The word "text" occurs in some of the lines below; copy each of those lines.

□ □ □ □ □

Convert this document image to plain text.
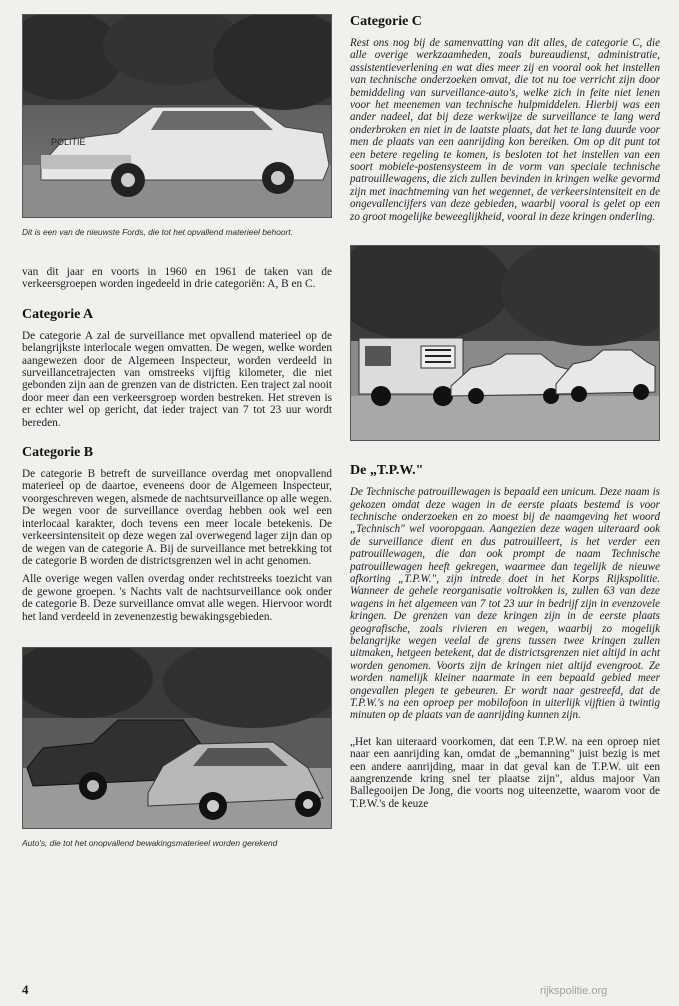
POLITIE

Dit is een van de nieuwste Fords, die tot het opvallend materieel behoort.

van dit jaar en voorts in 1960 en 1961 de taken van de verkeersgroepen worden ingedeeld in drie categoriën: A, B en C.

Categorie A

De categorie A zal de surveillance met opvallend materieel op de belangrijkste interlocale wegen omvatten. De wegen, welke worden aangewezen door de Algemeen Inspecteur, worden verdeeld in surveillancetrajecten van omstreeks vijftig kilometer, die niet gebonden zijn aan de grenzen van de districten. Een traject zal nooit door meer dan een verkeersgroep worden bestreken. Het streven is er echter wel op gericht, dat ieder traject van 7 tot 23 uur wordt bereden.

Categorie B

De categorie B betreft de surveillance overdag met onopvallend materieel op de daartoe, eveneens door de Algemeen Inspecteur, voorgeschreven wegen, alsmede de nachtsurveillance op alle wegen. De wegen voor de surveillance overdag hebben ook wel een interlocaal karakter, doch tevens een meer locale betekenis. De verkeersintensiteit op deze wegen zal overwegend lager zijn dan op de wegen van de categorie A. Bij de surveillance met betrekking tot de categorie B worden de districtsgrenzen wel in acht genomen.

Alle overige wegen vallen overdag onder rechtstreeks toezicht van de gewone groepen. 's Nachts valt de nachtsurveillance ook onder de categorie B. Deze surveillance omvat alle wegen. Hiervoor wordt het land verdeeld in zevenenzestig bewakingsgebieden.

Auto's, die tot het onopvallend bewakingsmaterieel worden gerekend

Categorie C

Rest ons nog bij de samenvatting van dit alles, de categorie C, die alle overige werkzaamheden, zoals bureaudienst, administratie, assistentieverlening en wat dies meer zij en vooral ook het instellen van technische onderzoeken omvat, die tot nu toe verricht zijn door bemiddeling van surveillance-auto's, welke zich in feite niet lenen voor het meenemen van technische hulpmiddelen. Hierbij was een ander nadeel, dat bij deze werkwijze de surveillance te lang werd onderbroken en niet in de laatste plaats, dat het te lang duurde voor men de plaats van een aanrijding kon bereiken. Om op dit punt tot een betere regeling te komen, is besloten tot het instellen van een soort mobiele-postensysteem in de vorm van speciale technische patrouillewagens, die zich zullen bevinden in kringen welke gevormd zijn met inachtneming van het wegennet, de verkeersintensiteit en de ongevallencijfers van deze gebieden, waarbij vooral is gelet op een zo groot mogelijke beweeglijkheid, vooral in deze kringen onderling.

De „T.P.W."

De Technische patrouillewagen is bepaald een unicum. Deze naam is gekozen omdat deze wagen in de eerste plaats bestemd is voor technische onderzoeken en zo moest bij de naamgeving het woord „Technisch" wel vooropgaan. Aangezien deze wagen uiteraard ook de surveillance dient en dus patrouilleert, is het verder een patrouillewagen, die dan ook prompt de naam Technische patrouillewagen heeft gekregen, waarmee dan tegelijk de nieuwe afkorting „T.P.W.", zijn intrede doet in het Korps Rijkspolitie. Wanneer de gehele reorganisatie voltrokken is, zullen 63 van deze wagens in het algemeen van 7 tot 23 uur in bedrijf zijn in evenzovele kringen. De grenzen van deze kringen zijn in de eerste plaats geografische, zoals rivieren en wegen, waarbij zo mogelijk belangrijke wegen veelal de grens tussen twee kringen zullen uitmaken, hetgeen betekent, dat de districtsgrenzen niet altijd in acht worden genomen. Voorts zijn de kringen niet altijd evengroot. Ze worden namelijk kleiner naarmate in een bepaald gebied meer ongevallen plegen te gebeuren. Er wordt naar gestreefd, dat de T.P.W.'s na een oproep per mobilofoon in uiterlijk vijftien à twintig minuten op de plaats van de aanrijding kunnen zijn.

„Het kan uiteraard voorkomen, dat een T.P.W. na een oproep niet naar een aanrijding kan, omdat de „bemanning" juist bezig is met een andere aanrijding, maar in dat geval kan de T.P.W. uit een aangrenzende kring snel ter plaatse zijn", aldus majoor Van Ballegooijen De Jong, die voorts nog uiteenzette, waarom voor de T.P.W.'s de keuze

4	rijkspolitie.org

□ □ □ □ □

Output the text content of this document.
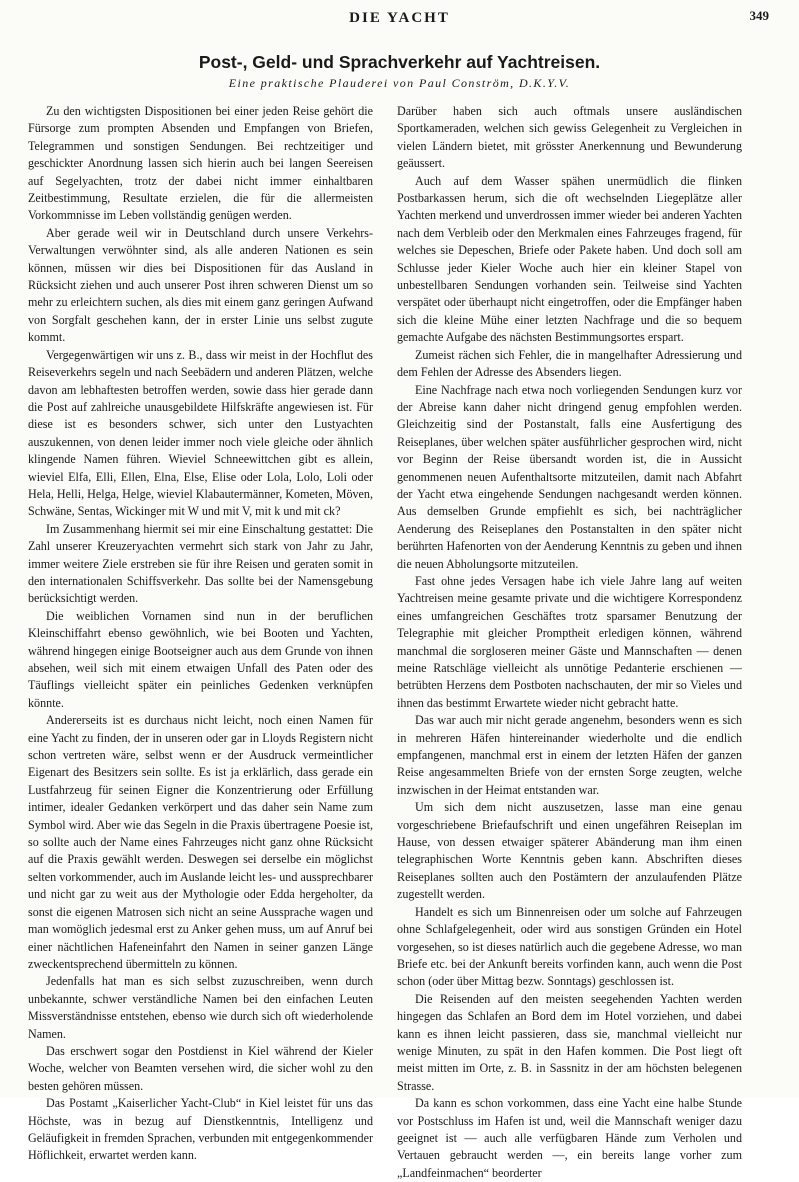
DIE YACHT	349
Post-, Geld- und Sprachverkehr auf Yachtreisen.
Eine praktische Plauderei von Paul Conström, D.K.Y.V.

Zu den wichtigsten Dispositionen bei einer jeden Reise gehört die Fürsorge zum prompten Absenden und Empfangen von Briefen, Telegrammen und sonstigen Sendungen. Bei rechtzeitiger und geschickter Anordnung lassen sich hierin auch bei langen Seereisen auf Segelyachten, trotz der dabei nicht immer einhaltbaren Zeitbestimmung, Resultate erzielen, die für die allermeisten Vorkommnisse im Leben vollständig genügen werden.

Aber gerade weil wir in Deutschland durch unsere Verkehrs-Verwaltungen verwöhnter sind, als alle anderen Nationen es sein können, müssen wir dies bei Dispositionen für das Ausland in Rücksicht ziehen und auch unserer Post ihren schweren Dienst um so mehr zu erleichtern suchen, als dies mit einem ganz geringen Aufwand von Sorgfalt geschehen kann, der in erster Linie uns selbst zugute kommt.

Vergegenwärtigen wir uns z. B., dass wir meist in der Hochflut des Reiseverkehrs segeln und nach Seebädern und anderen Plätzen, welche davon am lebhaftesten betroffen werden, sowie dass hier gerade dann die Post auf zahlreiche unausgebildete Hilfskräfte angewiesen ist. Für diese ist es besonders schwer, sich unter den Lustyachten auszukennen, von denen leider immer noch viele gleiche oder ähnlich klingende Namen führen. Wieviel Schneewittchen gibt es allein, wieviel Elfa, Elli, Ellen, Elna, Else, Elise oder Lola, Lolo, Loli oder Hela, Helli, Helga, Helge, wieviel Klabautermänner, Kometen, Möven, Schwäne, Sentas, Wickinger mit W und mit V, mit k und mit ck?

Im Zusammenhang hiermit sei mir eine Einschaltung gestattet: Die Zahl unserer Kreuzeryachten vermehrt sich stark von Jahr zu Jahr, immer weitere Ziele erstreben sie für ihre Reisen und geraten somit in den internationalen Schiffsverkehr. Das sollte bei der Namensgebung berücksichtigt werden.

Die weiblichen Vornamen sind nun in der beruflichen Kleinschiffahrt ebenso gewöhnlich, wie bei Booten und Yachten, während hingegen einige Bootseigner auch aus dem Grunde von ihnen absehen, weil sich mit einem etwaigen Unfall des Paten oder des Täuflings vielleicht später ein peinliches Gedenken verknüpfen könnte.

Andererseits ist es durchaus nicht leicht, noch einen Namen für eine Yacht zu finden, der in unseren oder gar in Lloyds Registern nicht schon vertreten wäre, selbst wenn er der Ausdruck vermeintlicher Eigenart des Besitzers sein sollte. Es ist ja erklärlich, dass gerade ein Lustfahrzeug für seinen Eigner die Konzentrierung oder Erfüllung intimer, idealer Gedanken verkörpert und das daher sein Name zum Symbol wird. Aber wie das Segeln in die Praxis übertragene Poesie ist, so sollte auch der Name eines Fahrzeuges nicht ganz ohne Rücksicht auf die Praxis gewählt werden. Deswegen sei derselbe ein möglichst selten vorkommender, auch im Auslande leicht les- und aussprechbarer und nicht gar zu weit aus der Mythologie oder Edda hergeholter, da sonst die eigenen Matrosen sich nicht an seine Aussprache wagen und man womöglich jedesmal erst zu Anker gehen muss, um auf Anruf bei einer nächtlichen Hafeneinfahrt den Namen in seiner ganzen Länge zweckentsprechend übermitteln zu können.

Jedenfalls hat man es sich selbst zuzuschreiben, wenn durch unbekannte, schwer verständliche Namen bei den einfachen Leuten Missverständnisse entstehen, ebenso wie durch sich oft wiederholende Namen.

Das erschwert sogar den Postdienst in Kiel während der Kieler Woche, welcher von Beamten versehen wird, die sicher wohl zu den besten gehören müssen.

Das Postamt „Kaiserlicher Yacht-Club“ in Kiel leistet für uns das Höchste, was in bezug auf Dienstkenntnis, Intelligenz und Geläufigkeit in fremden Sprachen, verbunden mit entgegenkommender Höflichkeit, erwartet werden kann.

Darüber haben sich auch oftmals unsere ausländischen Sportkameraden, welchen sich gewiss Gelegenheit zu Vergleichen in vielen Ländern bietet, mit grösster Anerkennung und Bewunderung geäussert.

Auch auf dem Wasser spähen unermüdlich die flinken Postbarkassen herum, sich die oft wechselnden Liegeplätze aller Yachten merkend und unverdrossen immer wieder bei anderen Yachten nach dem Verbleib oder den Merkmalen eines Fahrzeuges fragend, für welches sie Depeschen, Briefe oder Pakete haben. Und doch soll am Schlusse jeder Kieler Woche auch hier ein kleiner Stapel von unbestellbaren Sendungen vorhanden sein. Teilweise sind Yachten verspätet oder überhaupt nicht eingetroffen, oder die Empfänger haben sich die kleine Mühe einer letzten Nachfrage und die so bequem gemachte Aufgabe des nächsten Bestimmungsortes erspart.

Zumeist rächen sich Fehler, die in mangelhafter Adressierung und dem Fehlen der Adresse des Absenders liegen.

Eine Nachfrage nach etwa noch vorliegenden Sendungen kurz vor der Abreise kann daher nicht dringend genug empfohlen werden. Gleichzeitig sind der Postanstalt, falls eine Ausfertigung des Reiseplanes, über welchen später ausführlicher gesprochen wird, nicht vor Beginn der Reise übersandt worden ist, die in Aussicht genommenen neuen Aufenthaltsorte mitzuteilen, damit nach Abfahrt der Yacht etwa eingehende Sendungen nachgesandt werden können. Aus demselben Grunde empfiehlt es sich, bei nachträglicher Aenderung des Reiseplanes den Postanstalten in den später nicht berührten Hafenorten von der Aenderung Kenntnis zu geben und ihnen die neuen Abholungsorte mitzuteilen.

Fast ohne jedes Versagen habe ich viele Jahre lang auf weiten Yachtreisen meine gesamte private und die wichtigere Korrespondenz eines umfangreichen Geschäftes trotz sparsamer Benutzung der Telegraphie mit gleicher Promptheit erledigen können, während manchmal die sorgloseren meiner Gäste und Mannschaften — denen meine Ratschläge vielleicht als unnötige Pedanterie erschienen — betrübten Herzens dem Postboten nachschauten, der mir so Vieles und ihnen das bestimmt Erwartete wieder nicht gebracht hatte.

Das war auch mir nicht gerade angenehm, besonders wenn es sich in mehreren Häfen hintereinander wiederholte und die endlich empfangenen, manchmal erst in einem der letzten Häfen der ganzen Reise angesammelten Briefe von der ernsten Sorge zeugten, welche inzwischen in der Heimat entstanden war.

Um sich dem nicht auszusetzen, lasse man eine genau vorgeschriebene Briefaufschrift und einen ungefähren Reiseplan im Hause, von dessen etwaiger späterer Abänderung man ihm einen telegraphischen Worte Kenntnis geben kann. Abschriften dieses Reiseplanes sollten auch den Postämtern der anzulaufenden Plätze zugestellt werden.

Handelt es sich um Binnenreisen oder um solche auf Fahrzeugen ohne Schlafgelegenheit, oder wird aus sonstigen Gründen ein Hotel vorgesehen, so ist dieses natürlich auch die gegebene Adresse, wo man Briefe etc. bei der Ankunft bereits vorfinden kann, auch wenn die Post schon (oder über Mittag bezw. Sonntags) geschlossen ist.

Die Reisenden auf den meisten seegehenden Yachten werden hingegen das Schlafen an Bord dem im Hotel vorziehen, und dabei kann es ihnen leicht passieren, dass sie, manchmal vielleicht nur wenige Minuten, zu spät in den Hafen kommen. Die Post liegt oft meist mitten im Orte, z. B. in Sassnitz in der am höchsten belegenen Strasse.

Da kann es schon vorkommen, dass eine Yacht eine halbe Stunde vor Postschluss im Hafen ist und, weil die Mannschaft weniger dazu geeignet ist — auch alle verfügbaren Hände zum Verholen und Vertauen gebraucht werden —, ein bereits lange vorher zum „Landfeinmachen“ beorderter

□ □ □ □ □

### Response
Convert this document image to plain text.
Output the text content of this document.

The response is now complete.